Keep the pictures out and restate every record exactly.

◆ DATA SHOWN:
--- start ---

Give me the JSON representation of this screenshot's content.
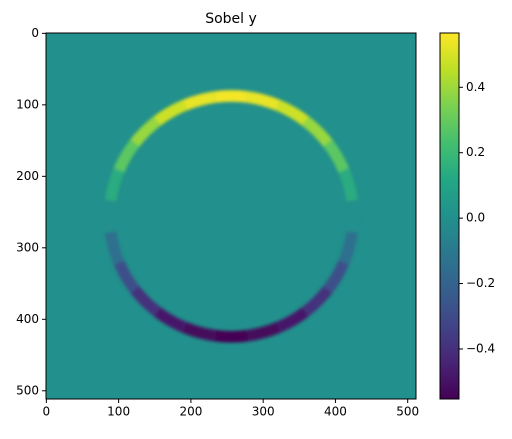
{
  "chart_data": {
    "type": "heatmap",
    "title": "Sobel y",
    "xlim": [
      -0.5,
      511.5
    ],
    "ylim": [
      511.5,
      -0.5
    ],
    "xticks": [
      0,
      100,
      200,
      300,
      400,
      500
    ],
    "yticks": [
      0,
      100,
      200,
      300,
      400,
      500
    ],
    "background_value": 0,
    "x": [
      256,
      300,
      341,
      376,
      403,
      420,
      426,
      420,
      403,
      376,
      341,
      300,
      256,
      212,
      171,
      136,
      109,
      92,
      86,
      92,
      109,
      136,
      171,
      212
    ],
    "y": [
      86,
      92,
      109,
      136,
      171,
      212,
      256,
      300,
      341,
      376,
      403,
      420,
      426,
      420,
      403,
      376,
      341,
      300,
      256,
      212,
      171,
      136,
      109,
      92
    ],
    "values": [
      0.55,
      0.53,
      0.48,
      0.39,
      0.28,
      0.14,
      0,
      -0.14,
      -0.28,
      -0.39,
      -0.48,
      -0.53,
      -0.55,
      -0.53,
      -0.48,
      -0.39,
      -0.28,
      -0.14,
      0,
      0.14,
      0.28,
      0.39,
      0.48,
      0.53
    ],
    "colormap": "viridis",
    "clim": [
      -0.553,
      0.566
    ],
    "cticks": [
      {
        "value": -0.4,
        "label": "−0.4"
      },
      {
        "value": -0.2,
        "label": "−0.2"
      },
      {
        "value": 0,
        "label": "0.0"
      },
      0.2,
      0.4
    ]
  }
}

--- end ---

◆ SOLUTION TO THIS TASK:
Give me the JSON representation of this screenshot's content.
{
  "chart_data": {
    "type": "heatmap",
    "title": "Sobel y",
    "xlim": [
      -0.5,
      511.5
    ],
    "ylim": [
      511.5,
      -0.5
    ],
    "xticks": [
      0,
      100,
      200,
      300,
      400,
      500
    ],
    "yticks": [
      0,
      100,
      200,
      300,
      400,
      500
    ],
    "background_value": 0,
    "x": [
      256,
      300,
      341,
      376,
      403,
      420,
      426,
      420,
      403,
      376,
      341,
      300,
      256,
      212,
      171,
      136,
      109,
      92,
      86,
      92,
      109,
      136,
      171,
      212
    ],
    "y": [
      86,
      92,
      109,
      136,
      171,
      212,
      256,
      300,
      341,
      376,
      403,
      420,
      426,
      420,
      403,
      376,
      341,
      300,
      256,
      212,
      171,
      136,
      109,
      92
    ],
    "values": [
      0.55,
      0.53,
      0.48,
      0.39,
      0.28,
      0.14,
      0,
      -0.14,
      -0.28,
      -0.39,
      -0.48,
      -0.53,
      -0.55,
      -0.53,
      -0.48,
      -0.39,
      -0.28,
      -0.14,
      0,
      0.14,
      0.28,
      0.39,
      0.48,
      0.53
    ],
    "colormap": "viridis",
    "clim": [
      -0.553,
      0.566
    ],
    "cticks": [
      {
        "value": -0.4,
        "label": "−0.4"
      },
      {
        "value": -0.2,
        "label": "−0.2"
      },
      {
        "value": 0,
        "label": "0.0"
      },
      0.2,
      0.4
    ]
  }
}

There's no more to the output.